Data tied to figure images:
= = = = = = =
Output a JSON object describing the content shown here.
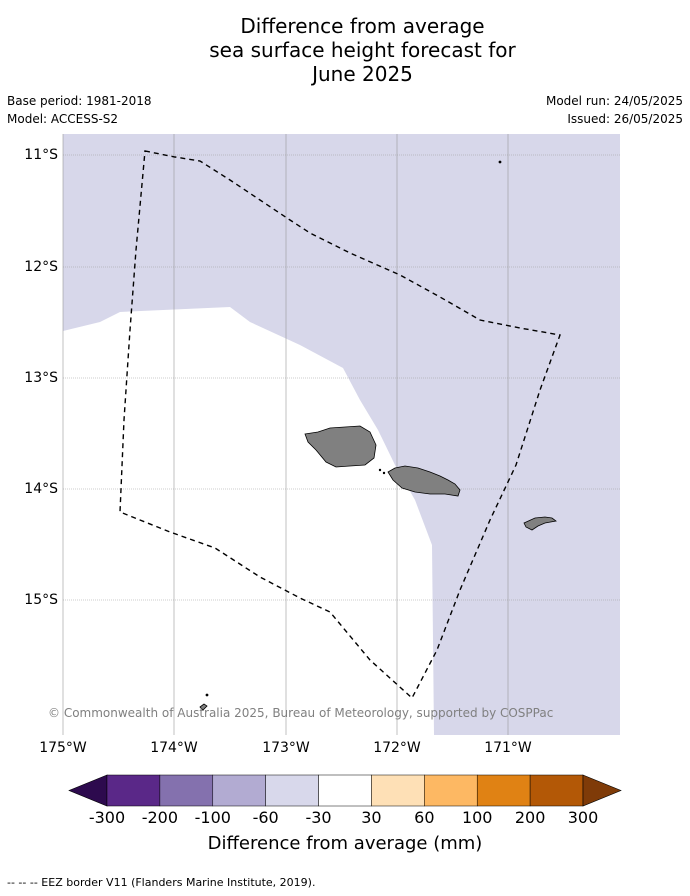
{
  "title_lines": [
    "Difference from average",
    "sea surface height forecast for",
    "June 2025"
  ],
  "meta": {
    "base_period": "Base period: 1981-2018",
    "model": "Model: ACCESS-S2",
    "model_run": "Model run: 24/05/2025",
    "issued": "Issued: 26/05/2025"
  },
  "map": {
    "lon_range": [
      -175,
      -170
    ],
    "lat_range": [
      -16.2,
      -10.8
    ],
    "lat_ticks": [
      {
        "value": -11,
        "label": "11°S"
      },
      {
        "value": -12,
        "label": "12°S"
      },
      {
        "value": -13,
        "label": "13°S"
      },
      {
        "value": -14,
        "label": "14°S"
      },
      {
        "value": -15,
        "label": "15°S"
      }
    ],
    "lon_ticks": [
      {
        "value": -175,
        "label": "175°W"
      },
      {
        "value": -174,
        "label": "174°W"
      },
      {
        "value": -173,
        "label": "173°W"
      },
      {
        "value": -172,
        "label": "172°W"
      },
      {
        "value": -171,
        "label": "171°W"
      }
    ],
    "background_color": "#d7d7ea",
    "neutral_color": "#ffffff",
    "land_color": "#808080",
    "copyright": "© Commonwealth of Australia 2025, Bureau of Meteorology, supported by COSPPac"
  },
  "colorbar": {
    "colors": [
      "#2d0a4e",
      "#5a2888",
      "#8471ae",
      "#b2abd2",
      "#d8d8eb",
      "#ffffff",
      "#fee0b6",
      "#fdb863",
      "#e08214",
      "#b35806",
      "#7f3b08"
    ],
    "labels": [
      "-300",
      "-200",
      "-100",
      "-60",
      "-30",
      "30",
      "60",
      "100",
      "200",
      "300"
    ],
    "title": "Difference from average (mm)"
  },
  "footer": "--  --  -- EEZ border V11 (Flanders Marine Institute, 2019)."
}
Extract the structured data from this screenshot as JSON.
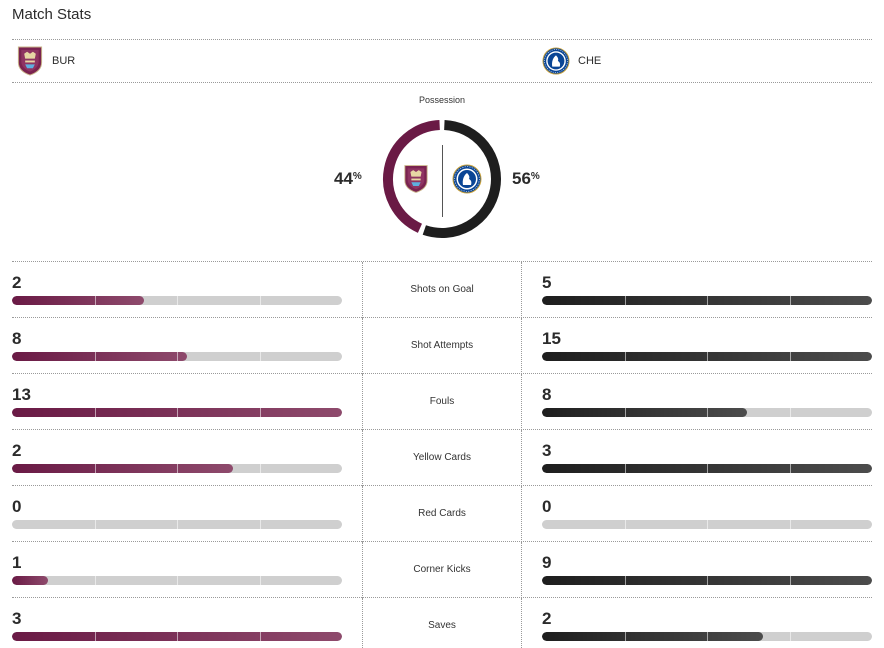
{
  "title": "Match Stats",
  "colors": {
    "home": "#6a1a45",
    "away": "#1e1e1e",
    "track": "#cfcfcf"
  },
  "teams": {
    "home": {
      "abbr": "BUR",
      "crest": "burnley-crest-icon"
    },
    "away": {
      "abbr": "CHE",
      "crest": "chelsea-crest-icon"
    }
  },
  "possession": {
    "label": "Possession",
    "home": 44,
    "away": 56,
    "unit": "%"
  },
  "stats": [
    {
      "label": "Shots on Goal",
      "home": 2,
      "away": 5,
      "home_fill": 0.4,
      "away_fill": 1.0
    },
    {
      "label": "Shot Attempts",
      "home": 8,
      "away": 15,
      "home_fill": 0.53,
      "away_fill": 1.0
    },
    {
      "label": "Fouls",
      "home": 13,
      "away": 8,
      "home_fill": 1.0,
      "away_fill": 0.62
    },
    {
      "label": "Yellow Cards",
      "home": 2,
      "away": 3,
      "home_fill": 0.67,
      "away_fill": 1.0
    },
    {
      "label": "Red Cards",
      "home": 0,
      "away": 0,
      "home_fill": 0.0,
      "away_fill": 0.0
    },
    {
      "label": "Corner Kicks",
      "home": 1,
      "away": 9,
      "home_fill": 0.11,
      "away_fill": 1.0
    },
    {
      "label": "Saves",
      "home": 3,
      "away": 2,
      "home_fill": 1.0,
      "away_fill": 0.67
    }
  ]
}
= = = = = = =
-- INSTRUCTIONS FOR THE TASK --
Write out each entry exactly as given, omitting any picture.

-- SOLUTION TO THIS TASK --
Output a JSON object describing the content shown here.
{
  "title_lines": [
    "Difference from average",
    "sea surface height forecast for",
    "June 2025"
  ],
  "meta": {
    "base_period": "Base period: 1981-2018",
    "model": "Model: ACCESS-S2",
    "model_run": "Model run: 24/05/2025",
    "issued": "Issued: 26/05/2025"
  },
  "map": {
    "lon_range": [
      -175,
      -170
    ],
    "lat_range": [
      -16.2,
      -10.8
    ],
    "lat_ticks": [
      {
        "value": -11,
        "label": "11°S"
      },
      {
        "value": -12,
        "label": "12°S"
      },
      {
        "value": -13,
        "label": "13°S"
      },
      {
        "value": -14,
        "label": "14°S"
      },
      {
        "value": -15,
        "label": "15°S"
      }
    ],
    "lon_ticks": [
      {
        "value": -175,
        "label": "175°W"
      },
      {
        "value": -174,
        "label": "174°W"
      },
      {
        "value": -173,
        "label": "173°W"
      },
      {
        "value": -172,
        "label": "172°W"
      },
      {
        "value": -171,
        "label": "171°W"
      }
    ],
    "background_color": "#d7d7ea",
    "neutral_color": "#ffffff",
    "land_color": "#808080",
    "copyright": "© Commonwealth of Australia 2025, Bureau of Meteorology, supported by COSPPac"
  },
  "colorbar": {
    "colors": [
      "#2d0a4e",
      "#5a2888",
      "#8471ae",
      "#b2abd2",
      "#d8d8eb",
      "#ffffff",
      "#fee0b6",
      "#fdb863",
      "#e08214",
      "#b35806",
      "#7f3b08"
    ],
    "labels": [
      "-300",
      "-200",
      "-100",
      "-60",
      "-30",
      "30",
      "60",
      "100",
      "200",
      "300"
    ],
    "title": "Difference from average (mm)"
  },
  "footer": "--  --  -- EEZ border V11 (Flanders Marine Institute, 2019)."
}
Extract the structured data from this screenshot as JSON.
{
  "title": "Match Stats",
  "colors": {
    "home": "#6a1a45",
    "away": "#1e1e1e",
    "track": "#cfcfcf"
  },
  "teams": {
    "home": {
      "abbr": "BUR",
      "crest": "burnley-crest-icon"
    },
    "away": {
      "abbr": "CHE",
      "crest": "chelsea-crest-icon"
    }
  },
  "possession": {
    "label": "Possession",
    "home": 44,
    "away": 56,
    "unit": "%"
  },
  "stats": [
    {
      "label": "Shots on Goal",
      "home": 2,
      "away": 5,
      "home_fill": 0.4,
      "away_fill": 1.0
    },
    {
      "label": "Shot Attempts",
      "home": 8,
      "away": 15,
      "home_fill": 0.53,
      "away_fill": 1.0
    },
    {
      "label": "Fouls",
      "home": 13,
      "away": 8,
      "home_fill": 1.0,
      "away_fill": 0.62
    },
    {
      "label": "Yellow Cards",
      "home": 2,
      "away": 3,
      "home_fill": 0.67,
      "away_fill": 1.0
    },
    {
      "label": "Red Cards",
      "home": 0,
      "away": 0,
      "home_fill": 0.0,
      "away_fill": 0.0
    },
    {
      "label": "Corner Kicks",
      "home": 1,
      "away": 9,
      "home_fill": 0.11,
      "away_fill": 1.0
    },
    {
      "label": "Saves",
      "home": 3,
      "away": 2,
      "home_fill": 1.0,
      "away_fill": 0.67
    }
  ]
}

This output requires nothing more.